_DATASET_.
——

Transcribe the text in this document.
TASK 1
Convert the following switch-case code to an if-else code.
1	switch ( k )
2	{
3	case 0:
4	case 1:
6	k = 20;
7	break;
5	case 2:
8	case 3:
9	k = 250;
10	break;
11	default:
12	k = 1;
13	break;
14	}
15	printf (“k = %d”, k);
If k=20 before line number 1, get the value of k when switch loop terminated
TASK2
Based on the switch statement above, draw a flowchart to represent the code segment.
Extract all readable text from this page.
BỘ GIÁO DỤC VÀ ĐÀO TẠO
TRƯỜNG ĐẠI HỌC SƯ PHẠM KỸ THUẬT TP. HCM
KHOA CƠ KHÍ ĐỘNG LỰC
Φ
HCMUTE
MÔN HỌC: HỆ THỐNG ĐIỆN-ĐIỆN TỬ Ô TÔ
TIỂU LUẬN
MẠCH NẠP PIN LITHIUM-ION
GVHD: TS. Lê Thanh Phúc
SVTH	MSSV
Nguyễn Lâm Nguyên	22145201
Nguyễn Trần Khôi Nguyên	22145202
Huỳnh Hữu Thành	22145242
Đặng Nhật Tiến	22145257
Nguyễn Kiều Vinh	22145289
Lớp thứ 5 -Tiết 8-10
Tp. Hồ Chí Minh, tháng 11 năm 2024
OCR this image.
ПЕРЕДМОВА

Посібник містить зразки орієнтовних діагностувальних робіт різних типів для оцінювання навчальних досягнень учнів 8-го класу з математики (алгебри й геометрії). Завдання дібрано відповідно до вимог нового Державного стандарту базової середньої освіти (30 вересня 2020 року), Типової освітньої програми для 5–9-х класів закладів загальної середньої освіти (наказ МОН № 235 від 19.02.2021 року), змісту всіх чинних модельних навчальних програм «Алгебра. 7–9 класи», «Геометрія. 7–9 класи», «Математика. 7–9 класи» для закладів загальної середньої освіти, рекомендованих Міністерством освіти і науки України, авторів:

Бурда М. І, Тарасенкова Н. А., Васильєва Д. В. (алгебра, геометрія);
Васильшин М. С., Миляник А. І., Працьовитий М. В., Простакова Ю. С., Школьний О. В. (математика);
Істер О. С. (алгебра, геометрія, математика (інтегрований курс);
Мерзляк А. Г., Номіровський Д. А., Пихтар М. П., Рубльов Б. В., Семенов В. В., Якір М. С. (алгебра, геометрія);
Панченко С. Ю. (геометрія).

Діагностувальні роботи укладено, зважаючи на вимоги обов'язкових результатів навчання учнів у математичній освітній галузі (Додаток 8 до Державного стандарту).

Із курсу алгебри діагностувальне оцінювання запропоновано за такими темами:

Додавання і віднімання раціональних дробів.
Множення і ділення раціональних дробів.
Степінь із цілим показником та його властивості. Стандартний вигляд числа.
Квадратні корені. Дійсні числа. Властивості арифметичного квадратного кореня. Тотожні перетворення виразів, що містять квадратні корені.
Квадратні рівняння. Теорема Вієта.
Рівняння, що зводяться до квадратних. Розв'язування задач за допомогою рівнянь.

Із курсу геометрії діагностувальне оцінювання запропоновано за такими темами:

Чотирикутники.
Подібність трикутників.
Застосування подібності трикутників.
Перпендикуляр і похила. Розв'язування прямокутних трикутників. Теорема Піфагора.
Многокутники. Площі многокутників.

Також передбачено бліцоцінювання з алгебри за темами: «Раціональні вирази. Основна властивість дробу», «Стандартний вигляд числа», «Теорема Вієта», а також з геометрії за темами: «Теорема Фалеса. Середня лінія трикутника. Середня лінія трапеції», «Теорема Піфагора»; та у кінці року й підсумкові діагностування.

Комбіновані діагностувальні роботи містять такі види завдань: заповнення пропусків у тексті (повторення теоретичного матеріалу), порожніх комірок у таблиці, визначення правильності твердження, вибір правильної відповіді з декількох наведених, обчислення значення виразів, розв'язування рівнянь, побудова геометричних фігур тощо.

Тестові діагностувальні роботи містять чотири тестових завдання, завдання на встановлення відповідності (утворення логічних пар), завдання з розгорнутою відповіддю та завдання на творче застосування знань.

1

——

_STATED PROBLEM_. Output every record above exactly as it appears.

_THE RESPONSE_.
Transcribe the text in this document.
TASK 1
Convert the following switch-case code to an if-else code.
1	switch ( k )
2	{
3	case 0:
4	case 1:
6	k = 20;
7	break;
5	case 2:
8	case 3:
9	k = 250;
10	break;
11	default:
12	k = 1;
13	break;
14	}
15	printf (“k = %d”, k);
If k=20 before line number 1, get the value of k when switch loop terminated
TASK2
Based on the switch statement above, draw a flowchart to represent the code segment.
Extract all readable text from this page.
BỘ GIÁO DỤC VÀ ĐÀO TẠO
TRƯỜNG ĐẠI HỌC SƯ PHẠM KỸ THUẬT TP. HCM
KHOA CƠ KHÍ ĐỘNG LỰC
Φ
HCMUTE
MÔN HỌC: HỆ THỐNG ĐIỆN-ĐIỆN TỬ Ô TÔ
TIỂU LUẬN
MẠCH NẠP PIN LITHIUM-ION
GVHD: TS. Lê Thanh Phúc
SVTH	MSSV
Nguyễn Lâm Nguyên	22145201
Nguyễn Trần Khôi Nguyên	22145202
Huỳnh Hữu Thành	22145242
Đặng Nhật Tiến	22145257
Nguyễn Kiều Vinh	22145289
Lớp thứ 5 -Tiết 8-10
Tp. Hồ Chí Minh, tháng 11 năm 2024
OCR this image.
ПЕРЕДМОВА

Посібник містить зразки орієнтовних діагностувальних робіт різних типів для оцінювання навчальних досягнень учнів 8-го класу з математики (алгебри й геометрії). Завдання дібрано відповідно до вимог нового Державного стандарту базової середньої освіти (30 вересня 2020 року), Типової освітньої програми для 5–9-х класів закладів загальної середньої освіти (наказ МОН № 235 від 19.02.2021 року), змісту всіх чинних модельних навчальних програм «Алгебра. 7–9 класи», «Геометрія. 7–9 класи», «Математика. 7–9 класи» для закладів загальної середньої освіти, рекомендованих Міністерством освіти і науки України, авторів:

Бурда М. І, Тарасенкова Н. А., Васильєва Д. В. (алгебра, геометрія);
Васильшин М. С., Миляник А. І., Працьовитий М. В., Простакова Ю. С., Школьний О. В. (математика);
Істер О. С. (алгебра, геометрія, математика (інтегрований курс);
Мерзляк А. Г., Номіровський Д. А., Пихтар М. П., Рубльов Б. В., Семенов В. В., Якір М. С. (алгебра, геометрія);
Панченко С. Ю. (геометрія).

Діагностувальні роботи укладено, зважаючи на вимоги обов'язкових результатів навчання учнів у математичній освітній галузі (Додаток 8 до Державного стандарту).

Із курсу алгебри діагностувальне оцінювання запропоновано за такими темами:

Додавання і віднімання раціональних дробів.
Множення і ділення раціональних дробів.
Степінь із цілим показником та його властивості. Стандартний вигляд числа.
Квадратні корені. Дійсні числа. Властивості арифметичного квадратного кореня. Тотожні перетворення виразів, що містять квадратні корені.
Квадратні рівняння. Теорема Вієта.
Рівняння, що зводяться до квадратних. Розв'язування задач за допомогою рівнянь.

Із курсу геометрії діагностувальне оцінювання запропоновано за такими темами:

Чотирикутники.
Подібність трикутників.
Застосування подібності трикутників.
Перпендикуляр і похила. Розв'язування прямокутних трикутників. Теорема Піфагора.
Многокутники. Площі многокутників.

Також передбачено бліцоцінювання з алгебри за темами: «Раціональні вирази. Основна властивість дробу», «Стандартний вигляд числа», «Теорема Вієта», а також з геометрії за темами: «Теорема Фалеса. Середня лінія трикутника. Середня лінія трапеції», «Теорема Піфагора»; та у кінці року й підсумкові діагностування.

Комбіновані діагностувальні роботи містять такі види завдань: заповнення пропусків у тексті (повторення теоретичного матеріалу), порожніх комірок у таблиці, визначення правильності твердження, вибір правильної відповіді з декількох наведених, обчислення значення виразів, розв'язування рівнянь, побудова геометричних фігур тощо.

Тестові діагностувальні роботи містять чотири тестових завдання, завдання на встановлення відповідності (утворення логічних пар), завдання з розгорнутою відповіддю та завдання на творче застосування знань.

1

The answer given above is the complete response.